■ Data to use
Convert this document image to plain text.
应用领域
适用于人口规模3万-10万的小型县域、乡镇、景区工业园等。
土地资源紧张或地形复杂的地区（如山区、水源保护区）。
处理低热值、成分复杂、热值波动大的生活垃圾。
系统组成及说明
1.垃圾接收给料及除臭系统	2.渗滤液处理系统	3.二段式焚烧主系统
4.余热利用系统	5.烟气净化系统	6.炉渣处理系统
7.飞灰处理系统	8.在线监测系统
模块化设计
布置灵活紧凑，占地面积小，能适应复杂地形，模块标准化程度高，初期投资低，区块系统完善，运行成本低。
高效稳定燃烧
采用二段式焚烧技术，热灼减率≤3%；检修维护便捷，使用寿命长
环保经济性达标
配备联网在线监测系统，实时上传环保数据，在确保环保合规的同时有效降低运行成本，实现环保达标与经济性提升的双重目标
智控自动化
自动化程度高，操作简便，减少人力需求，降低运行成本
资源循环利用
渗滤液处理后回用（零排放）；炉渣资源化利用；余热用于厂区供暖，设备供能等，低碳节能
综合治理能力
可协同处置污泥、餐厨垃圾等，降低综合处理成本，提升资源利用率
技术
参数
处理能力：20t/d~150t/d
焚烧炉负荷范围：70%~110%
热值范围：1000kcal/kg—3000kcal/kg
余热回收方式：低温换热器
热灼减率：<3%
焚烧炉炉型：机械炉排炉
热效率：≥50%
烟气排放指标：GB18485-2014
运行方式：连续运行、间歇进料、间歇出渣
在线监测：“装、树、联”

■ Task requirements
Copy every line exactly. Leave nothing out.

■ Problem solution
Convert this document image to plain text.
应用领域
适用于人口规模3万-10万的小型县域、乡镇、景区工业园等。
土地资源紧张或地形复杂的地区（如山区、水源保护区）。
处理低热值、成分复杂、热值波动大的生活垃圾。
系统组成及说明
1.垃圾接收给料及除臭系统	2.渗滤液处理系统	3.二段式焚烧主系统
4.余热利用系统	5.烟气净化系统	6.炉渣处理系统
7.飞灰处理系统	8.在线监测系统
模块化设计
布置灵活紧凑，占地面积小，能适应复杂地形，模块标准化程度高，初期投资低，区块系统完善，运行成本低。
高效稳定燃烧
采用二段式焚烧技术，热灼减率≤3%；检修维护便捷，使用寿命长
环保经济性达标
配备联网在线监测系统，实时上传环保数据，在确保环保合规的同时有效降低运行成本，实现环保达标与经济性提升的双重目标
智控自动化
自动化程度高，操作简便，减少人力需求，降低运行成本
资源循环利用
渗滤液处理后回用（零排放）；炉渣资源化利用；余热用于厂区供暖，设备供能等，低碳节能
综合治理能力
可协同处置污泥、餐厨垃圾等，降低综合处理成本，提升资源利用率
技术
参数
处理能力：20t/d~150t/d
焚烧炉负荷范围：70%~110%
热值范围：1000kcal/kg—3000kcal/kg
余热回收方式：低温换热器
热灼减率：<3%
焚烧炉炉型：机械炉排炉
热效率：≥50%
烟气排放指标：GB18485-2014
运行方式：连续运行、间歇进料、间歇出渣
在线监测：“装、树、联”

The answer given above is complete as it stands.